- WHAT THE TASK ASKS
Copy out each line of the data holding "Schaltbereichsposition".

(A run of records)

•••

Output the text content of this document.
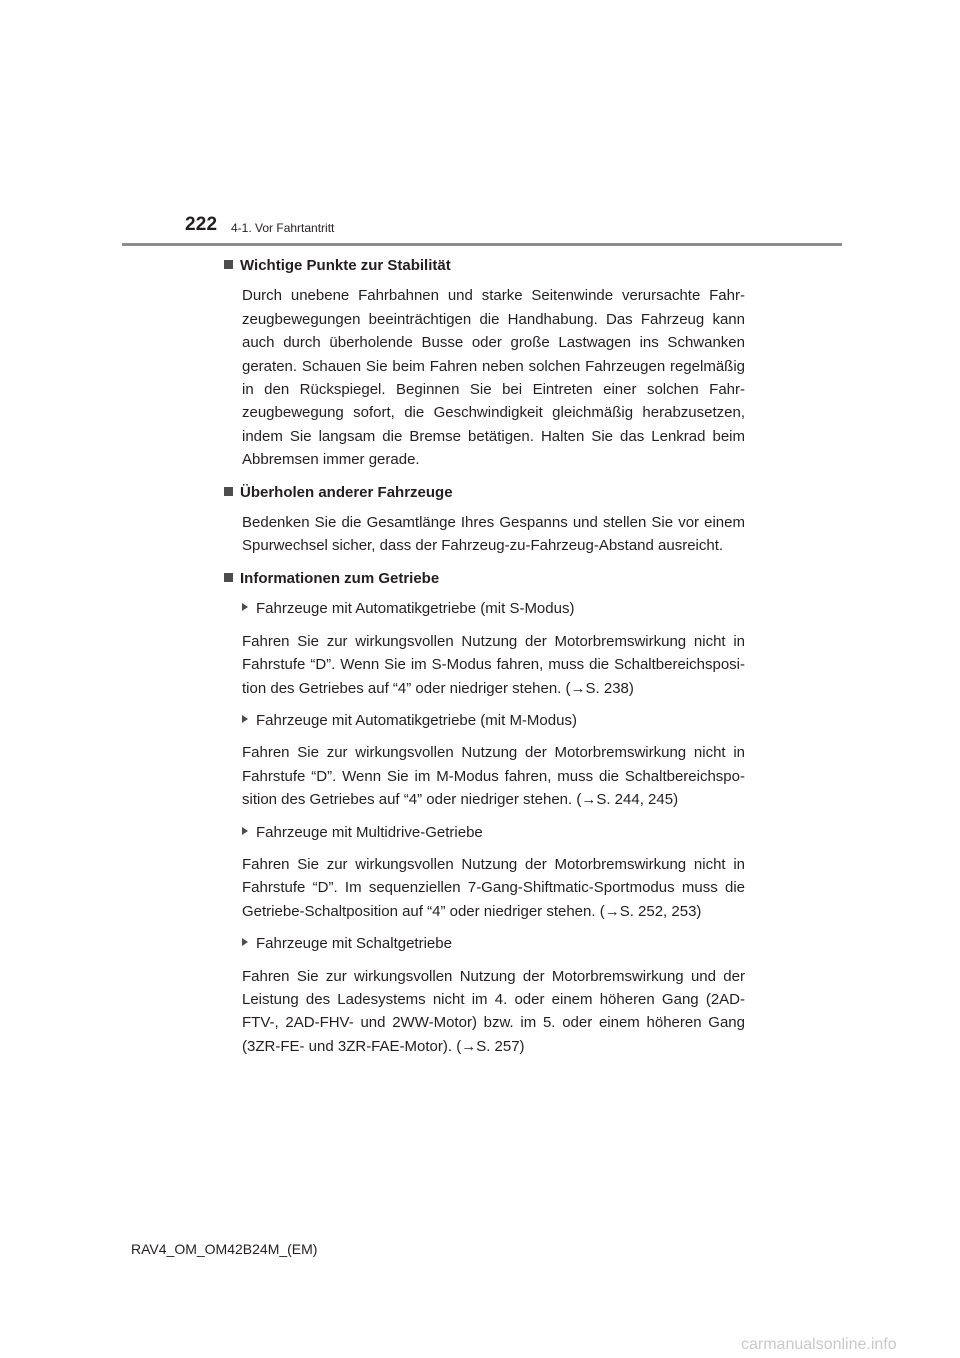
222 4-1. Vor Fahrtantritt
Wichtige Punkte zur Stabilität

Durch unebene Fahrbahnen und starke Seitenwinde verursachte Fahrzeugbewegungen beeinträchtigen die Handhabung. Das Fahrzeug kann auch durch überholende Busse oder große Lastwagen ins Schwanken geraten. Schauen Sie beim Fahren neben solchen Fahrzeugen regelmäßig in den Rückspiegel. Beginnen Sie bei Eintreten einer solchen Fahrzeugbewegung sofort, die Geschwindigkeit gleichmäßig herabzusetzen, indem Sie langsam die Bremse betätigen. Halten Sie das Lenkrad beim Abbremsen immer gerade.

Überholen anderer Fahrzeuge

Bedenken Sie die Gesamtlänge Ihres Gespanns und stellen Sie vor einem Spurwechsel sicher, dass der Fahrzeug-zu-Fahrzeug-Abstand ausreicht.

Informationen zum Getriebe
Fahrzeuge mit Automatikgetriebe (mit S-Modus)

Fahren Sie zur wirkungsvollen Nutzung der Motorbremswirkung nicht in Fahrstufe “D”. Wenn Sie im S-Modus fahren, muss die Schaltbereichsposition des Getriebes auf “4” oder niedriger stehen. (→S. 238)

Fahrzeuge mit Automatikgetriebe (mit M-Modus)

Fahren Sie zur wirkungsvollen Nutzung der Motorbremswirkung nicht in Fahrstufe “D”. Wenn Sie im M-Modus fahren, muss die Schaltbereichsposition des Getriebes auf “4” oder niedriger stehen. (→S. 244, 245)

Fahrzeuge mit Multidrive-Getriebe

Fahren Sie zur wirkungsvollen Nutzung der Motorbremswirkung nicht in Fahrstufe “D”. Im sequenziellen 7-Gang-Shiftmatic-Sportmodus muss die Getriebe-Schaltposition auf “4” oder niedriger stehen. (→S. 252, 253)

Fahrzeuge mit Schaltgetriebe

Fahren Sie zur wirkungsvollen Nutzung der Motorbremswirkung und der Leistung des Ladesystems nicht im 4. oder einem höheren Gang (2AD-FTV-, 2AD-FHV- und 2WW-Motor) bzw. im 5. oder einem höheren Gang (3ZR-FE- und 3ZR-FAE-Motor). (→S. 257)

RAV4_OM_OM42B24M_(EM)
carmanualsonline.info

•••

- RESULT
Fahren Sie zur wirkungsvollen Nutzung der Motorbremswirkung nicht in Fahrstufe “D”. Wenn Sie im S-Modus fahren, muss die Schaltbereichsposition des Getriebes auf “4” oder niedriger stehen. (→S. 238)
Fahren Sie zur wirkungsvollen Nutzung der Motorbremswirkung nicht in Fahrstufe “D”. Wenn Sie im M-Modus fahren, muss die Schaltbereichsposition des Getriebes auf “4” oder niedriger stehen. (→S. 244, 245)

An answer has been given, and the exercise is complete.